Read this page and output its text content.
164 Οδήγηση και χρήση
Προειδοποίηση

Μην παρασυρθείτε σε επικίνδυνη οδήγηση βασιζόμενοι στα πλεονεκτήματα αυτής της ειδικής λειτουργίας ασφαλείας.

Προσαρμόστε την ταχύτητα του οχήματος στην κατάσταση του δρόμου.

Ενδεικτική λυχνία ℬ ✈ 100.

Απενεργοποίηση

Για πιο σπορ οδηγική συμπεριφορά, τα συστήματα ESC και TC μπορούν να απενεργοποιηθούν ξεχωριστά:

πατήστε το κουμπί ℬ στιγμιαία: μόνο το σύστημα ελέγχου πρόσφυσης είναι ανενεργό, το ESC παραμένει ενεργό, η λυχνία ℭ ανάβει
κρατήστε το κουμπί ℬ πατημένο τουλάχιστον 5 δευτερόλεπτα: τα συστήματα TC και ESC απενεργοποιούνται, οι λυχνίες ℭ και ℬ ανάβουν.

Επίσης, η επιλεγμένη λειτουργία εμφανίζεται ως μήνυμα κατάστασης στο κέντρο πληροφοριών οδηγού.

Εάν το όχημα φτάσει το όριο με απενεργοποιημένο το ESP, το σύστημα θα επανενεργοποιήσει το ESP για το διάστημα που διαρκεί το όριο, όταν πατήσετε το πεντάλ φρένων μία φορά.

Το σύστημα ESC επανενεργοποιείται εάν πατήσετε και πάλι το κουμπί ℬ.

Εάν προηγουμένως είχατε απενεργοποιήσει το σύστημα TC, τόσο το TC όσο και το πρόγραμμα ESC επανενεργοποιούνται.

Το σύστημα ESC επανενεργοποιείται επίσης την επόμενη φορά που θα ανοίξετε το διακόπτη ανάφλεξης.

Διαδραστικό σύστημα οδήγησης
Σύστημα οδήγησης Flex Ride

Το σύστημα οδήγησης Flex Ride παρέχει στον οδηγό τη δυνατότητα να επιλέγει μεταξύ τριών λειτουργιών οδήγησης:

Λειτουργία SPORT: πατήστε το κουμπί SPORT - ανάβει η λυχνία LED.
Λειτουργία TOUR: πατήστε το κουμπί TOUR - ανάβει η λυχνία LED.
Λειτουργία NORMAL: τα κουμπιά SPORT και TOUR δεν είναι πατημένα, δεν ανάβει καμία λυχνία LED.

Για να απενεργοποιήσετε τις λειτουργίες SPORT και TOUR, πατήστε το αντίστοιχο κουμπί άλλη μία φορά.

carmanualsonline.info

===============

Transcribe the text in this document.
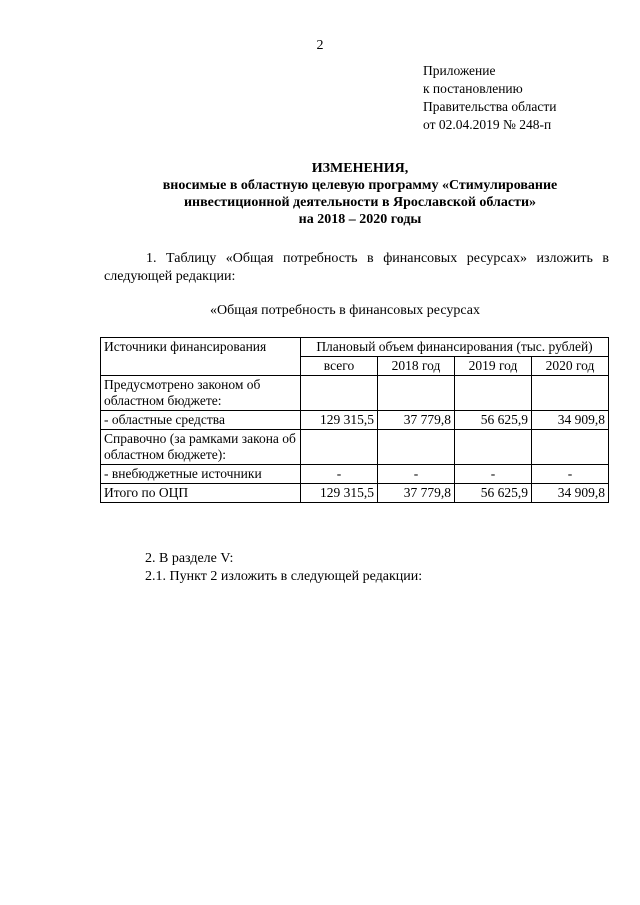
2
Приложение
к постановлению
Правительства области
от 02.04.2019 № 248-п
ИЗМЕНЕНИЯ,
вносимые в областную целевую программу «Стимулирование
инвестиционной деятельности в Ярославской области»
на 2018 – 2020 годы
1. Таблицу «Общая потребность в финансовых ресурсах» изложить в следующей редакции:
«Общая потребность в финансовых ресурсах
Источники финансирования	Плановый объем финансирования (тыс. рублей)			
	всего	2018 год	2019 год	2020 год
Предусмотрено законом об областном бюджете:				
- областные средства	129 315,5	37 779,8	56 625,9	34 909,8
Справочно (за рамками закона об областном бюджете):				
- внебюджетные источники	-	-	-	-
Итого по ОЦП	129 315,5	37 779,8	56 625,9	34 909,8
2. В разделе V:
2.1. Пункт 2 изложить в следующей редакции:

===============

DESCRIPTION OF THE TASK
List every line above that holds the word "λυχνία".

TASK ANSWER
Ενδεικτική λυχνία ℬ ✈ 100.
πατήστε το κουμπί ℬ στιγμιαία: μόνο το σύστημα ελέγχου πρόσφυσης είναι ανενεργό, το ESC παραμένει ενεργό, η λυχνία ℭ ανάβει
Λειτουργία SPORT: πατήστε το κουμπί SPORT - ανάβει η λυχνία LED.
Λειτουργία TOUR: πατήστε το κουμπί TOUR - ανάβει η λυχνία LED.
Λειτουργία NORMAL: τα κουμπιά SPORT και TOUR δεν είναι πατημένα, δεν ανάβει καμία λυχνία LED.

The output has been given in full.